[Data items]

** Begin **

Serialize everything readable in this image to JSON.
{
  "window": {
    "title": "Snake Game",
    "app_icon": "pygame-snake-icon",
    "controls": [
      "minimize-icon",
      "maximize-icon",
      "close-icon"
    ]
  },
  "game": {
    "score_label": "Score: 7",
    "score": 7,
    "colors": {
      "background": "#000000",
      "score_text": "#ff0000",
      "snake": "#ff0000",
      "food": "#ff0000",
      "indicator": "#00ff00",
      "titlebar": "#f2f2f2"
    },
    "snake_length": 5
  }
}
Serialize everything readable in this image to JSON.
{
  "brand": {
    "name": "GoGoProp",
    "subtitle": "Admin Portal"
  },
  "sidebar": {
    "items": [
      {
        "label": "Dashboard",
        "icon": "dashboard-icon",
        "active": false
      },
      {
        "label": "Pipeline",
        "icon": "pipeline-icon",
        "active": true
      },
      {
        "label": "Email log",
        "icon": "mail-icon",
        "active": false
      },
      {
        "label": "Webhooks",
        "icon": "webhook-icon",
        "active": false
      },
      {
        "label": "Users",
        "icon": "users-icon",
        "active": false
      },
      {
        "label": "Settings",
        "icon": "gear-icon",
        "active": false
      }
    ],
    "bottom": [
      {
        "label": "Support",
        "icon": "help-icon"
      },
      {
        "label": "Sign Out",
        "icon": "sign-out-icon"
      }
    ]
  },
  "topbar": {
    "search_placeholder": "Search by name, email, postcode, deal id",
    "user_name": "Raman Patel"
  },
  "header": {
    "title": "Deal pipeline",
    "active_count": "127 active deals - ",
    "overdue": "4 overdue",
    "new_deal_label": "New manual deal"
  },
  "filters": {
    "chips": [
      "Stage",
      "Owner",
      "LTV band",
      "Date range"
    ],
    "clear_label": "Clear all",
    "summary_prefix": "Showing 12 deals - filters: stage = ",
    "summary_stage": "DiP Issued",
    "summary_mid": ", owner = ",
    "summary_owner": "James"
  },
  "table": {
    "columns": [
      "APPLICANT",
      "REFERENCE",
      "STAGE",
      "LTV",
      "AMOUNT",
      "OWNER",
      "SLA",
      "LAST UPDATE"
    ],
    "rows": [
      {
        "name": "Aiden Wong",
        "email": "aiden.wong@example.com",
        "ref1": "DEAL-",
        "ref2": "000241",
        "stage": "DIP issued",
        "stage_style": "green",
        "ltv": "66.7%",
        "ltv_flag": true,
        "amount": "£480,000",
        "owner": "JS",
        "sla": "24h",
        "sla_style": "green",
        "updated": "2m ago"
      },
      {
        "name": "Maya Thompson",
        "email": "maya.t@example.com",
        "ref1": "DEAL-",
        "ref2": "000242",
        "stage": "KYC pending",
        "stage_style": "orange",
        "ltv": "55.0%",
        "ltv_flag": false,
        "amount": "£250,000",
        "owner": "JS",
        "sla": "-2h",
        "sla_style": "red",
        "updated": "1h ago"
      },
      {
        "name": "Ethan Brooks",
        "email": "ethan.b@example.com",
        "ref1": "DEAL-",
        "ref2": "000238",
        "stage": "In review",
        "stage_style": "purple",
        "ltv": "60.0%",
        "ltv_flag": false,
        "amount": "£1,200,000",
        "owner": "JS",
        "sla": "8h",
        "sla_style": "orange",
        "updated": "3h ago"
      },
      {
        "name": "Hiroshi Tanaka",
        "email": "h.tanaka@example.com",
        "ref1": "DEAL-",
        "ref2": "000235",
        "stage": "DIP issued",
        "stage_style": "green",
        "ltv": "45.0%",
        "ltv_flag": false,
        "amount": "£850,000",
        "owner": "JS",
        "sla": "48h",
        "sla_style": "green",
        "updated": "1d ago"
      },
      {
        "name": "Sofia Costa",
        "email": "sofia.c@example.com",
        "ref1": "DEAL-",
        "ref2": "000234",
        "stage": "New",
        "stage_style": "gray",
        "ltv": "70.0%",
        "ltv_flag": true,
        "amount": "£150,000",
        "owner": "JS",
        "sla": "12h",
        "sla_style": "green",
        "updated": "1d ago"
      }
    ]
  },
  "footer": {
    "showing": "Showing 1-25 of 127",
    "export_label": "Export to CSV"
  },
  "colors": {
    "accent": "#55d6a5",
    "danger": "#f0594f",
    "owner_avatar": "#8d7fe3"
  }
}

** End **

All of the records must be retyped exactly as they are.

**Result for this exercise:**
Serialize everything readable in this image to JSON.
{
  "window": {
    "title": "Snake Game",
    "app_icon": "pygame-snake-icon",
    "controls": [
      "minimize-icon",
      "maximize-icon",
      "close-icon"
    ]
  },
  "game": {
    "score_label": "Score: 7",
    "score": 7,
    "colors": {
      "background": "#000000",
      "score_text": "#ff0000",
      "snake": "#ff0000",
      "food": "#ff0000",
      "indicator": "#00ff00",
      "titlebar": "#f2f2f2"
    },
    "snake_length": 5
  }
}
Serialize everything readable in this image to JSON.
{
  "brand": {
    "name": "GoGoProp",
    "subtitle": "Admin Portal"
  },
  "sidebar": {
    "items": [
      {
        "label": "Dashboard",
        "icon": "dashboard-icon",
        "active": false
      },
      {
        "label": "Pipeline",
        "icon": "pipeline-icon",
        "active": true
      },
      {
        "label": "Email log",
        "icon": "mail-icon",
        "active": false
      },
      {
        "label": "Webhooks",
        "icon": "webhook-icon",
        "active": false
      },
      {
        "label": "Users",
        "icon": "users-icon",
        "active": false
      },
      {
        "label": "Settings",
        "icon": "gear-icon",
        "active": false
      }
    ],
    "bottom": [
      {
        "label": "Support",
        "icon": "help-icon"
      },
      {
        "label": "Sign Out",
        "icon": "sign-out-icon"
      }
    ]
  },
  "topbar": {
    "search_placeholder": "Search by name, email, postcode, deal id",
    "user_name": "Raman Patel"
  },
  "header": {
    "title": "Deal pipeline",
    "active_count": "127 active deals - ",
    "overdue": "4 overdue",
    "new_deal_label": "New manual deal"
  },
  "filters": {
    "chips": [
      "Stage",
      "Owner",
      "LTV band",
      "Date range"
    ],
    "clear_label": "Clear all",
    "summary_prefix": "Showing 12 deals - filters: stage = ",
    "summary_stage": "DiP Issued",
    "summary_mid": ", owner = ",
    "summary_owner": "James"
  },
  "table": {
    "columns": [
      "APPLICANT",
      "REFERENCE",
      "STAGE",
      "LTV",
      "AMOUNT",
      "OWNER",
      "SLA",
      "LAST UPDATE"
    ],
    "rows": [
      {
        "name": "Aiden Wong",
        "email": "aiden.wong@example.com",
        "ref1": "DEAL-",
        "ref2": "000241",
        "stage": "DIP issued",
        "stage_style": "green",
        "ltv": "66.7%",
        "ltv_flag": true,
        "amount": "£480,000",
        "owner": "JS",
        "sla": "24h",
        "sla_style": "green",
        "updated": "2m ago"
      },
      {
        "name": "Maya Thompson",
        "email": "maya.t@example.com",
        "ref1": "DEAL-",
        "ref2": "000242",
        "stage": "KYC pending",
        "stage_style": "orange",
        "ltv": "55.0%",
        "ltv_flag": false,
        "amount": "£250,000",
        "owner": "JS",
        "sla": "-2h",
        "sla_style": "red",
        "updated": "1h ago"
      },
      {
        "name": "Ethan Brooks",
        "email": "ethan.b@example.com",
        "ref1": "DEAL-",
        "ref2": "000238",
        "stage": "In review",
        "stage_style": "purple",
        "ltv": "60.0%",
        "ltv_flag": false,
        "amount": "£1,200,000",
        "owner": "JS",
        "sla": "8h",
        "sla_style": "orange",
        "updated": "3h ago"
      },
      {
        "name": "Hiroshi Tanaka",
        "email": "h.tanaka@example.com",
        "ref1": "DEAL-",
        "ref2": "000235",
        "stage": "DIP issued",
        "stage_style": "green",
        "ltv": "45.0%",
        "ltv_flag": false,
        "amount": "£850,000",
        "owner": "JS",
        "sla": "48h",
        "sla_style": "green",
        "updated": "1d ago"
      },
      {
        "name": "Sofia Costa",
        "email": "sofia.c@example.com",
        "ref1": "DEAL-",
        "ref2": "000234",
        "stage": "New",
        "stage_style": "gray",
        "ltv": "70.0%",
        "ltv_flag": true,
        "amount": "£150,000",
        "owner": "JS",
        "sla": "12h",
        "sla_style": "green",
        "updated": "1d ago"
      }
    ]
  },
  "footer": {
    "showing": "Showing 1-25 of 127",
    "export_label": "Export to CSV"
  },
  "colors": {
    "accent": "#55d6a5",
    "danger": "#f0594f",
    "owner_avatar": "#8d7fe3"
  }
}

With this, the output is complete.